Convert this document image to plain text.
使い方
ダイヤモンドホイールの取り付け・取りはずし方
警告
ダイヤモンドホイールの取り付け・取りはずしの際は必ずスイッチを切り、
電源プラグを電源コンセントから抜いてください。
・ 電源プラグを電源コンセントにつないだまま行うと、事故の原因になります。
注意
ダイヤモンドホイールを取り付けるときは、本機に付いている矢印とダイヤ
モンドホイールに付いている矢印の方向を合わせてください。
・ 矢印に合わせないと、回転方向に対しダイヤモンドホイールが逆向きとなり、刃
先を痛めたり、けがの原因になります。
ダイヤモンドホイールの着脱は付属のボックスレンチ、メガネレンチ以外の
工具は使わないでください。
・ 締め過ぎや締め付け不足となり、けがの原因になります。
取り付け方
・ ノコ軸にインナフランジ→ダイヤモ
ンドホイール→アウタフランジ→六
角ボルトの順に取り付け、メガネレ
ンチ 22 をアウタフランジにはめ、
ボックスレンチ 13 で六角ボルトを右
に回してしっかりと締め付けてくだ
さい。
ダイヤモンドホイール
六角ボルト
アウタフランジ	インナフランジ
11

● **DIRECTIONS FOR THIS TASK**
Exactly as written above, please repeat the entries.

● **REPLY**
Convert this document image to plain text.
使い方
ダイヤモンドホイールの取り付け・取りはずし方
警告
ダイヤモンドホイールの取り付け・取りはずしの際は必ずスイッチを切り、
電源プラグを電源コンセントから抜いてください。
・ 電源プラグを電源コンセントにつないだまま行うと、事故の原因になります。
注意
ダイヤモンドホイールを取り付けるときは、本機に付いている矢印とダイヤ
モンドホイールに付いている矢印の方向を合わせてください。
・ 矢印に合わせないと、回転方向に対しダイヤモンドホイールが逆向きとなり、刃
先を痛めたり、けがの原因になります。
ダイヤモンドホイールの着脱は付属のボックスレンチ、メガネレンチ以外の
工具は使わないでください。
・ 締め過ぎや締め付け不足となり、けがの原因になります。
取り付け方
・ ノコ軸にインナフランジ→ダイヤモ
ンドホイール→アウタフランジ→六
角ボルトの順に取り付け、メガネレ
ンチ 22 をアウタフランジにはめ、
ボックスレンチ 13 で六角ボルトを右
に回してしっかりと締め付けてくだ
さい。
ダイヤモンドホイール
六角ボルト
アウタフランジ	インナフランジ
11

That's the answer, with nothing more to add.